> Trecho selecionado:
»»
3 – O vinho valoriza o prato e eleva a experiência do cliente? Qual o impacto do tipo de uva na escolha da bebida?

Com certeza, a ideia da harmonização é proporcionar isso. Existem muitas formas de combinar a comida e a bebida para se ter uma excelente experiência. E deve-se evitar as incompatibilidades, para que a bebida não atrapalhe o prato e vice-versa.

Existem situações mais difíceis de serem alcançadas, as mais específicas, em que o vinho se torna o complemento perfeito do prato. Temos vários cenários, e é importante lembrar que às vezes é mais relevante ter cuidado com a incompatibilidade, ou seja, evitar uma má harmonização.

Um exemplo clássico é quando se combinam comidas muito salgadas com vinhos de alto teor de taninos. Por exemplo, servir uma tábua de embutidos e queijos de mofo, como Brie e Camembert, com um vinho encorpado pode resultar em um sabor amargo no final. Ao prová-los separadamente, percebemos que ambos são bons, mas quando são unidos, a percepção fica prejudicada.

4 – Qual é a sua abordagem ao degustar vinhos e como você treina o seu paladar para identificar características específicas?
««
> Tarefa proposta:
Verta para o inglês esta frase do trecho sobre harmonização de vinhos: "Um exemplo clássico é quando se combinam comidas muito salgadas com vinhos de alto teor de taninos."

> Dados brutos:
»»
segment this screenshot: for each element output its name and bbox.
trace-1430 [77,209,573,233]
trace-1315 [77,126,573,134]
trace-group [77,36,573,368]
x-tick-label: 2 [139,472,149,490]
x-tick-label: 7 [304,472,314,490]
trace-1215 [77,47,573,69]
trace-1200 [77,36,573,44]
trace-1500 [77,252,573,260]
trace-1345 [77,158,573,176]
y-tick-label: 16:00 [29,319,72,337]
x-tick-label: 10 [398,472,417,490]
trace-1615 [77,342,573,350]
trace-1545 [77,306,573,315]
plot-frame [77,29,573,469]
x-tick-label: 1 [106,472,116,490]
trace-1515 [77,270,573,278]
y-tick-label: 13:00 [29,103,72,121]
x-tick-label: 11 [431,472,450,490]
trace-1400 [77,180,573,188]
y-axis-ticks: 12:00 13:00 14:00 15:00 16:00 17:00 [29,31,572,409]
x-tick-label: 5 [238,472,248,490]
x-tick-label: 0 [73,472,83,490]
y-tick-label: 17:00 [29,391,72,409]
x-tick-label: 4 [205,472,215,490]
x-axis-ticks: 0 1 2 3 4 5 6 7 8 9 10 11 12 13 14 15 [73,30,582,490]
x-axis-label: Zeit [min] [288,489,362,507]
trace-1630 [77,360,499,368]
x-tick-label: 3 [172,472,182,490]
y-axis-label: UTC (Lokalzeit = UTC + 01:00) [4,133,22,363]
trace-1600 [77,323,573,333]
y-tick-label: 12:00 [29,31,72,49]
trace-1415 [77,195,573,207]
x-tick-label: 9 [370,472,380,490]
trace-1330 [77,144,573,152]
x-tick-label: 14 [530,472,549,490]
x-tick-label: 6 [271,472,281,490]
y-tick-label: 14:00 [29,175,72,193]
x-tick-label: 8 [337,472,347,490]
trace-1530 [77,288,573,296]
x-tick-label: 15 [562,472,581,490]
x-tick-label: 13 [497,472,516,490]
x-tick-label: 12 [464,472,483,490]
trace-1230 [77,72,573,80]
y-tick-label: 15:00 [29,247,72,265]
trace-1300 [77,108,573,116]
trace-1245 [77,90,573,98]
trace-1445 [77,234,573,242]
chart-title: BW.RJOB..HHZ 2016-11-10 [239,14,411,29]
««
> Resolução do exercício:
A classic example is when very salty foods are paired with wines high in tannins.